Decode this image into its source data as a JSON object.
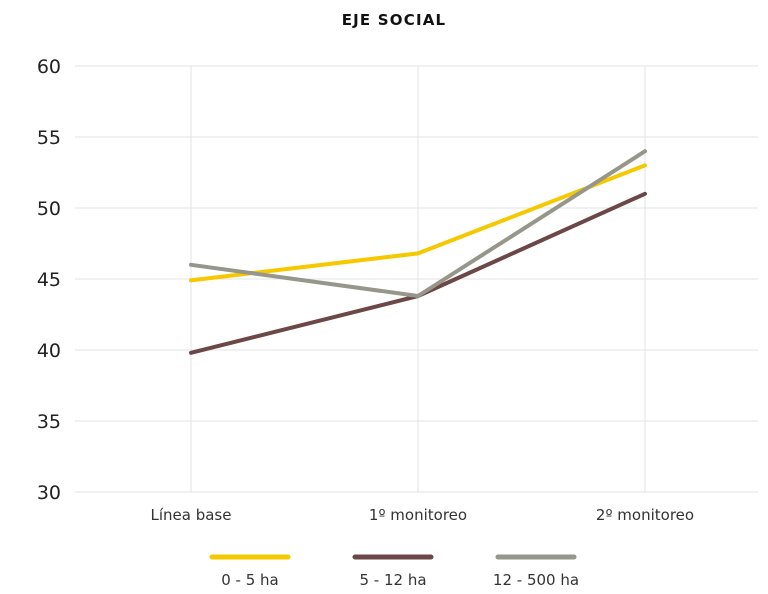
{
  "chart_data": {
    "type": "line",
    "title": "EJE SOCIAL",
    "xlabel": "",
    "ylabel": "",
    "categories": [
      "Línea base",
      "1º monitoreo",
      "2º monitoreo"
    ],
    "ylim": [
      30,
      60
    ],
    "yticks": [
      "30",
      "35",
      "40",
      "45",
      "50",
      "55",
      "60"
    ],
    "grid": true,
    "legend": "bottom",
    "series": [
      {
        "name": "0 - 5 ha",
        "values": [
          44.9,
          46.8,
          53.0
        ],
        "color": "#F5C800"
      },
      {
        "name": "5 - 12 ha",
        "values": [
          39.8,
          43.8,
          51.0
        ],
        "color": "#6B4747"
      },
      {
        "name": "12 - 500 ha",
        "values": [
          46.0,
          43.8,
          54.0
        ],
        "color": "#96968A"
      }
    ]
  }
}
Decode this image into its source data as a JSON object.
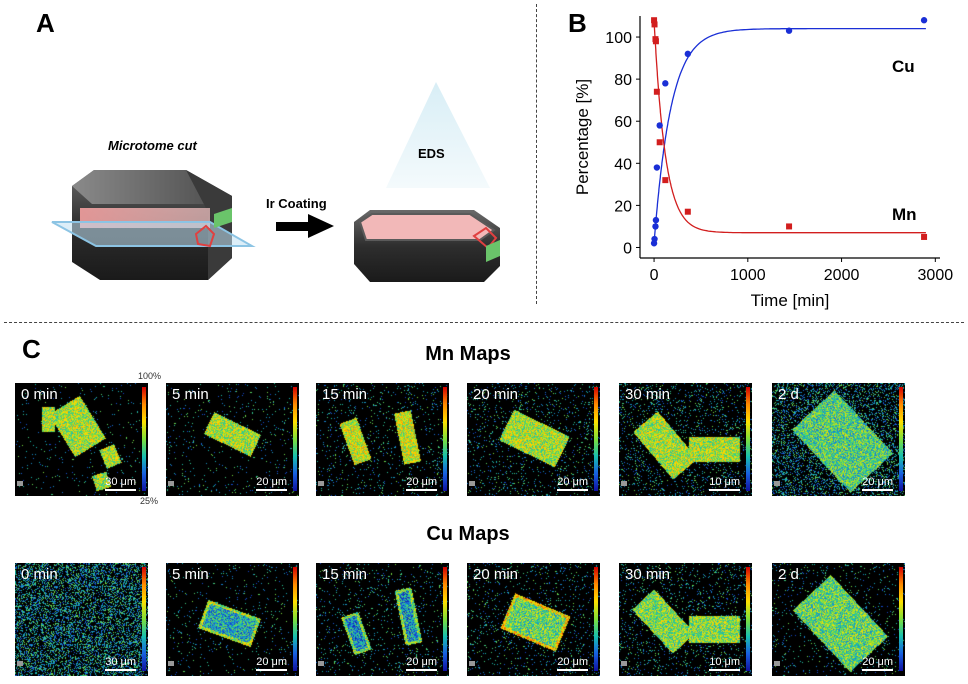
{
  "panels": {
    "a": "A",
    "b": "B",
    "c": "C"
  },
  "schematic": {
    "microtome_label": "Microtome cut",
    "coating_label": "Ir Coating",
    "eds_label": "EDS"
  },
  "chart_data": {
    "type": "scatter",
    "xlabel": "Time [min]",
    "ylabel": "Percentage [%]",
    "xlim": [
      -150,
      3050
    ],
    "ylim": [
      -5,
      110
    ],
    "xticks": [
      0,
      1000,
      2000,
      3000
    ],
    "yticks": [
      0,
      20,
      40,
      60,
      80,
      100
    ],
    "series": [
      {
        "name": "Cu",
        "color": "#1a2fd6",
        "x": [
          0,
          5,
          15,
          20,
          30,
          60,
          120,
          360,
          1440,
          2880
        ],
        "y": [
          2,
          4,
          10,
          13,
          38,
          58,
          78,
          92,
          103,
          108
        ]
      },
      {
        "name": "Mn",
        "color": "#d21e1e",
        "x": [
          0,
          5,
          15,
          20,
          30,
          60,
          120,
          360,
          1440,
          2880
        ],
        "y": [
          108,
          106,
          99,
          98,
          74,
          50,
          32,
          17,
          10,
          5
        ]
      }
    ]
  },
  "maps": {
    "mn_title": "Mn Maps",
    "cu_title": "Cu Maps",
    "colorbar_max": "100%",
    "colorbar_min": "25%",
    "mn": [
      {
        "time": "0 min",
        "scale": "30 μm"
      },
      {
        "time": "5 min",
        "scale": "20 μm"
      },
      {
        "time": "15 min",
        "scale": "20 μm"
      },
      {
        "time": "20 min",
        "scale": "20 μm"
      },
      {
        "time": "30 min",
        "scale": "10 μm"
      },
      {
        "time": "2 d",
        "scale": "20 μm"
      }
    ],
    "cu": [
      {
        "time": "0 min",
        "scale": "30 μm"
      },
      {
        "time": "5 min",
        "scale": "20 μm"
      },
      {
        "time": "15 min",
        "scale": "20 μm"
      },
      {
        "time": "20 min",
        "scale": "20 μm"
      },
      {
        "time": "30 min",
        "scale": "10 μm"
      },
      {
        "time": "2 d",
        "scale": "20 μm"
      }
    ]
  }
}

-*-

INSTRUCTIONS FOR THE TASK » The records above should be reproduced exactly, with no pictures included.

COMPLETED TASK »
Decode this image into its source data as a JSON object.
{
  "chart_data": {
    "type": "line",
    "title": "EJE SOCIAL",
    "xlabel": "",
    "ylabel": "",
    "categories": [
      "Línea base",
      "1º monitoreo",
      "2º monitoreo"
    ],
    "ylim": [
      30,
      60
    ],
    "yticks": [
      "30",
      "35",
      "40",
      "45",
      "50",
      "55",
      "60"
    ],
    "grid": true,
    "legend": "bottom",
    "series": [
      {
        "name": "0 - 5 ha",
        "values": [
          44.9,
          46.8,
          53.0
        ],
        "color": "#F5C800"
      },
      {
        "name": "5 - 12 ha",
        "values": [
          39.8,
          43.8,
          51.0
        ],
        "color": "#6B4747"
      },
      {
        "name": "12 - 500 ha",
        "values": [
          46.0,
          43.8,
          54.0
        ],
        "color": "#96968A"
      }
    ]
  }
}
Decode this image into its source data as a JSON object.
{
  "panels": {
    "a": "A",
    "b": "B",
    "c": "C"
  },
  "schematic": {
    "microtome_label": "Microtome cut",
    "coating_label": "Ir Coating",
    "eds_label": "EDS"
  },
  "chart_data": {
    "type": "scatter",
    "xlabel": "Time [min]",
    "ylabel": "Percentage [%]",
    "xlim": [
      -150,
      3050
    ],
    "ylim": [
      -5,
      110
    ],
    "xticks": [
      0,
      1000,
      2000,
      3000
    ],
    "yticks": [
      0,
      20,
      40,
      60,
      80,
      100
    ],
    "series": [
      {
        "name": "Cu",
        "color": "#1a2fd6",
        "x": [
          0,
          5,
          15,
          20,
          30,
          60,
          120,
          360,
          1440,
          2880
        ],
        "y": [
          2,
          4,
          10,
          13,
          38,
          58,
          78,
          92,
          103,
          108
        ]
      },
      {
        "name": "Mn",
        "color": "#d21e1e",
        "x": [
          0,
          5,
          15,
          20,
          30,
          60,
          120,
          360,
          1440,
          2880
        ],
        "y": [
          108,
          106,
          99,
          98,
          74,
          50,
          32,
          17,
          10,
          5
        ]
      }
    ]
  },
  "maps": {
    "mn_title": "Mn Maps",
    "cu_title": "Cu Maps",
    "colorbar_max": "100%",
    "colorbar_min": "25%",
    "mn": [
      {
        "time": "0 min",
        "scale": "30 μm"
      },
      {
        "time": "5 min",
        "scale": "20 μm"
      },
      {
        "time": "15 min",
        "scale": "20 μm"
      },
      {
        "time": "20 min",
        "scale": "20 μm"
      },
      {
        "time": "30 min",
        "scale": "10 μm"
      },
      {
        "time": "2 d",
        "scale": "20 μm"
      }
    ],
    "cu": [
      {
        "time": "0 min",
        "scale": "30 μm"
      },
      {
        "time": "5 min",
        "scale": "20 μm"
      },
      {
        "time": "15 min",
        "scale": "20 μm"
      },
      {
        "time": "20 min",
        "scale": "20 μm"
      },
      {
        "time": "30 min",
        "scale": "10 μm"
      },
      {
        "time": "2 d",
        "scale": "20 μm"
      }
    ]
  }
}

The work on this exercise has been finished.